AIM: Output all entries verbatim. Skip pictures.

GIVEN INFORMATION:
* * *

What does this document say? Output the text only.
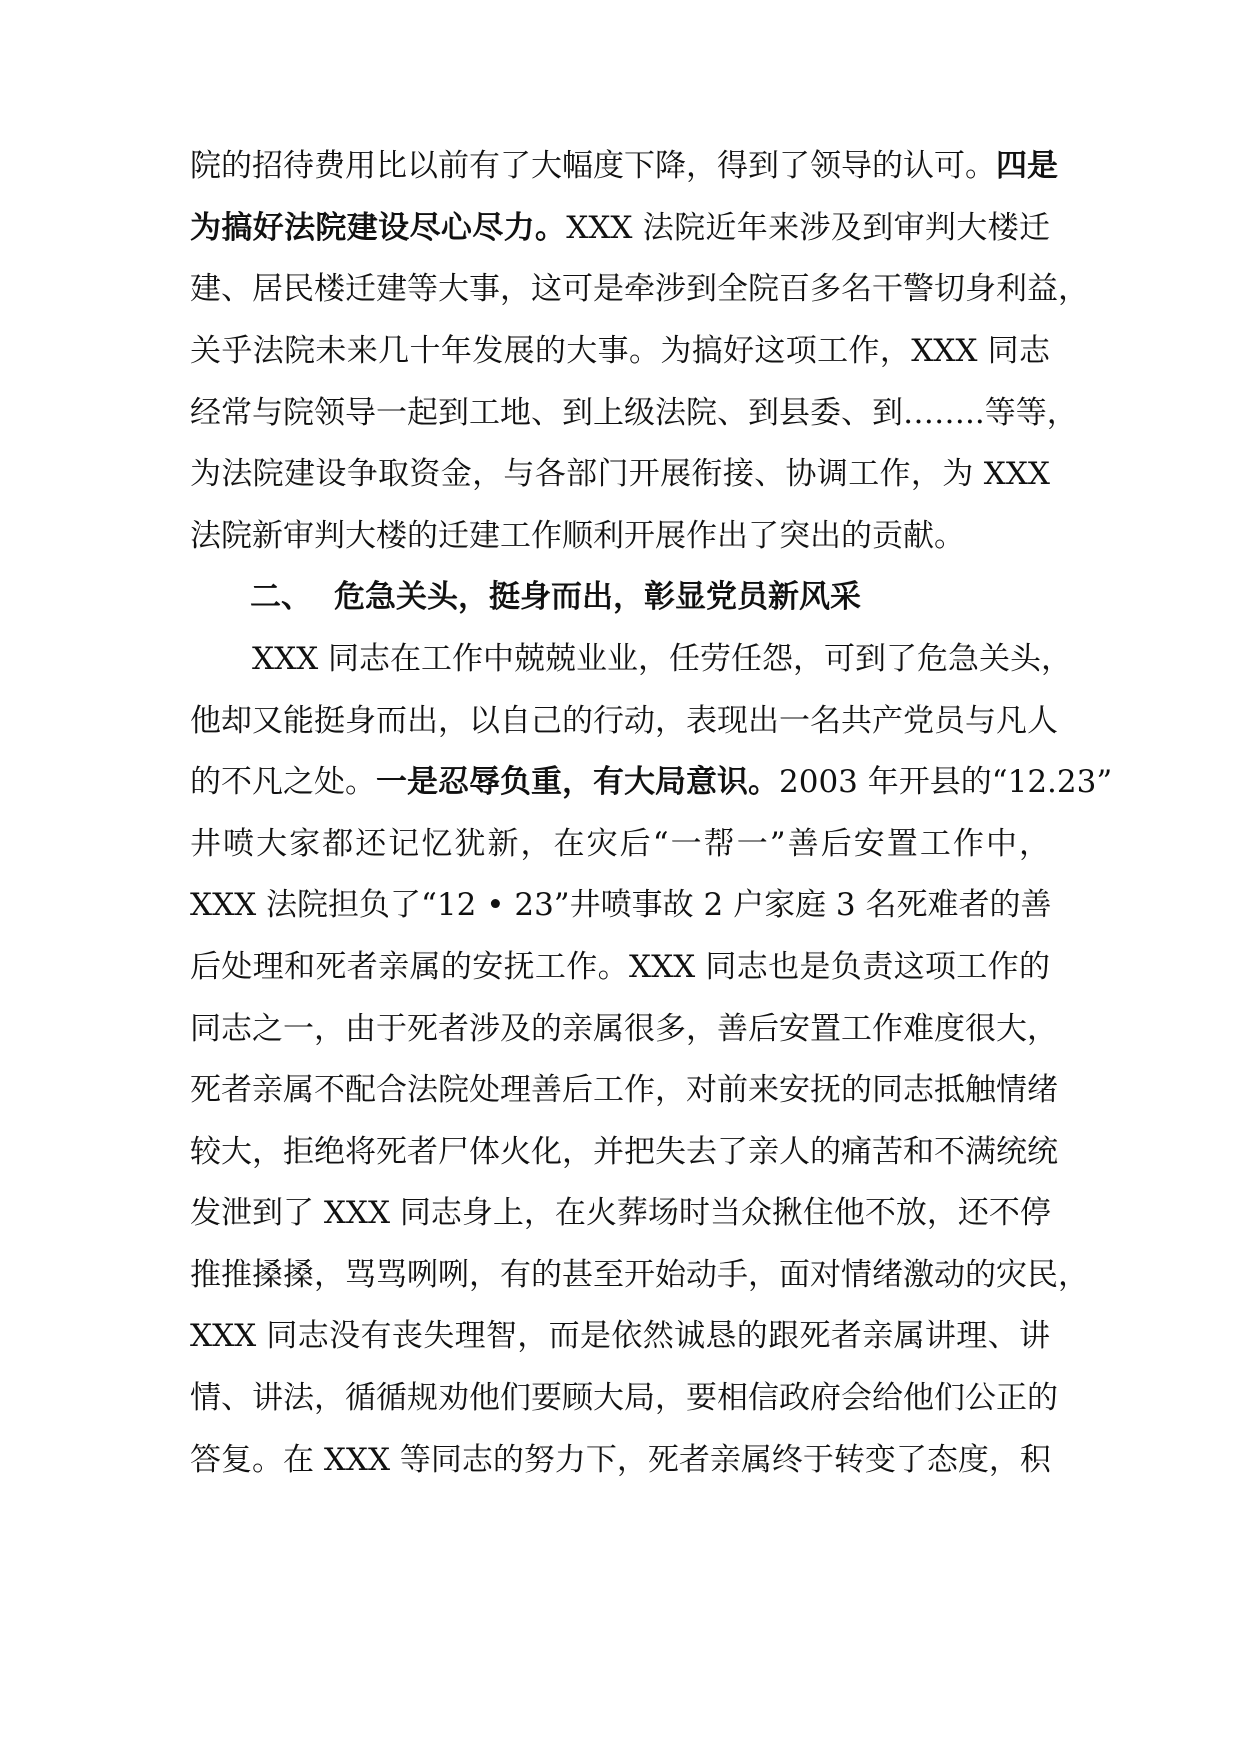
院的招待费用比以前有了大幅度下降，得到了领导的认可。四是
为搞好法院建设尽心尽力。XXX 法院近年来涉及到审判大楼迁
建、居民楼迁建等大事，这可是牵涉到全院百多名干警切身利益，
关乎法院未来几十年发展的大事。为搞好这项工作，XXX 同志
经常与院领导一起到工地、到上级法院、到县委、到……..等等，
为法院建设争取资金，与各部门开展衔接、协调工作，为 XXX
法院新审判大楼的迁建工作顺利开展作出了突出的贡献。
二、 危急关头，挺身而出，彰显党员新风采
XXX 同志在工作中兢兢业业，任劳任怨，可到了危急关头，
他却又能挺身而出，以自己的行动，表现出一名共产党员与凡人
的不凡之处。一是忍辱负重，有大局意识。2003 年开县的“12.23”
井喷大家都还记忆犹新，在灾后“一帮一”善后安置工作中，
XXX 法院担负了“12 • 23”井喷事故 2 户家庭 3 名死难者的善
后处理和死者亲属的安抚工作。XXX 同志也是负责这项工作的
同志之一，由于死者涉及的亲属很多，善后安置工作难度很大，
死者亲属不配合法院处理善后工作，对前来安抚的同志抵触情绪
较大，拒绝将死者尸体火化，并把失去了亲人的痛苦和不满统统
发泄到了 XXX 同志身上，在火葬场时当众揪住他不放，还不停
推推搡搡，骂骂咧咧，有的甚至开始动手，面对情绪激动的灾民，
XXX 同志没有丧失理智，而是依然诚恳的跟死者亲属讲理、讲
情、讲法，循循规劝他们要顾大局，要相信政府会给他们公正的
答复。在 XXX 等同志的努力下，死者亲属终于转变了态度，积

* * *

RESULT OF THE TASK:
What does this document say? Output the text only.
院的招待费用比以前有了大幅度下降，得到了领导的认可。四是
为搞好法院建设尽心尽力。XXX 法院近年来涉及到审判大楼迁
建、居民楼迁建等大事，这可是牵涉到全院百多名干警切身利益，
关乎法院未来几十年发展的大事。为搞好这项工作，XXX 同志
经常与院领导一起到工地、到上级法院、到县委、到……..等等，
为法院建设争取资金，与各部门开展衔接、协调工作，为 XXX
法院新审判大楼的迁建工作顺利开展作出了突出的贡献。
二、 危急关头，挺身而出，彰显党员新风采
XXX 同志在工作中兢兢业业，任劳任怨，可到了危急关头，
他却又能挺身而出，以自己的行动，表现出一名共产党员与凡人
的不凡之处。一是忍辱负重，有大局意识。2003 年开县的“12.23”
井喷大家都还记忆犹新，在灾后“一帮一”善后安置工作中，
XXX 法院担负了“12 • 23”井喷事故 2 户家庭 3 名死难者的善
后处理和死者亲属的安抚工作。XXX 同志也是负责这项工作的
同志之一，由于死者涉及的亲属很多，善后安置工作难度很大，
死者亲属不配合法院处理善后工作，对前来安抚的同志抵触情绪
较大，拒绝将死者尸体火化，并把失去了亲人的痛苦和不满统统
发泄到了 XXX 同志身上，在火葬场时当众揪住他不放，还不停
推推搡搡，骂骂咧咧，有的甚至开始动手，面对情绪激动的灾民，
XXX 同志没有丧失理智，而是依然诚恳的跟死者亲属讲理、讲
情、讲法，循循规劝他们要顾大局，要相信政府会给他们公正的
答复。在 XXX 等同志的努力下，死者亲属终于转变了态度，积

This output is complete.